> What is required:
Exactly how many lines have the word "Reifendruck"? Answer with the bare number.

Stored records

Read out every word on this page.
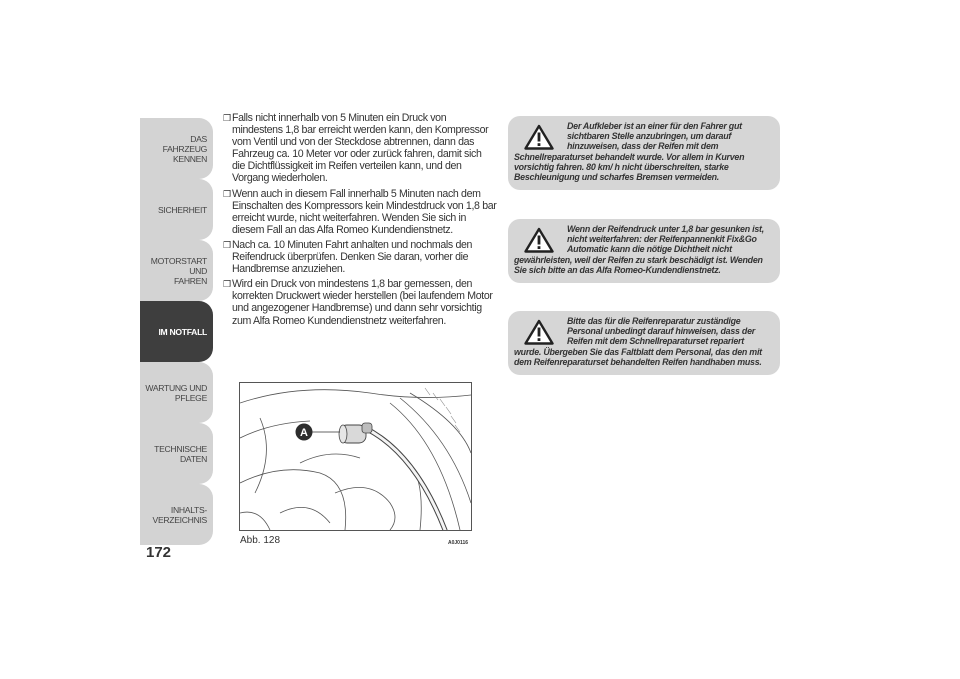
DAS FAHRZEUG
KENNEN
SICHERHEIT
MOTORSTART UND
FAHREN
IM NOTFALL
WARTUNG UND
PFLEGE
TECHNISCHE DATEN
INHALTS-
VERZEICHNIS
172
❒ Falls nicht innerhalb von 5 Minuten ein Druck von mindestens 1,8 bar erreicht werden kann, den Kompressor vom Ventil und von der Steckdose abtrennen, dann das Fahrzeug ca. 10 Meter vor oder zurück fahren, damit sich die Dichtflüssigkeit im Reifen verteilen kann, und den Vorgang wiederholen.
❒ Wenn auch in diesem Fall innerhalb 5 Minuten nach dem Einschalten des Kompressors kein Mindestdruck von 1,8 bar erreicht wurde, nicht weiterfahren. Wenden Sie sich in diesem Fall an das Alfa Romeo Kundendienstnetz.
❒ Nach ca. 10 Minuten Fahrt anhalten und nochmals den Reifendruck überprüfen. Denken Sie daran, vorher die Handbremse anzuziehen.
❒ Wird ein Druck von mindestens 1,8 bar gemessen, den korrekten Druckwert wieder herstellen (bei laufendem Motor und angezogener Handbremse) und dann sehr vorsichtig zum Alfa Romeo Kundendienstnetz weiterfahren.
A
Abb. 128	A0J0116

Der Aufkleber ist an einer für den Fahrer gut sichtbaren Stelle anzubringen, um darauf hinzuweisen, dass der Reifen mit dem Schnellreparaturset behandelt wurde. Vor allem in Kurven vorsichtig fahren. 80 km/ h nicht überschreiten, starke Beschleunigung und scharfes Bremsen vermeiden.

Wenn der Reifendruck unter 1,8 bar gesunken ist, nicht weiterfahren: der Reifenpannenkit Fix&Go Automatic kann die nötige Dichtheit nicht gewährleisten, weil der Reifen zu stark beschädigt ist. Wenden Sie sich bitte an das Alfa Romeo-Kundendienstnetz.

Bitte das für die Reifenreparatur zuständige Personal unbedingt darauf hinweisen, dass der Reifen mit dem Schnellreparaturset repariert wurde. Übergeben Sie das Faltblatt dem Personal, das den mit dem Reifenreparaturset behandelten Reifen handhaben muss.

> Task result:
2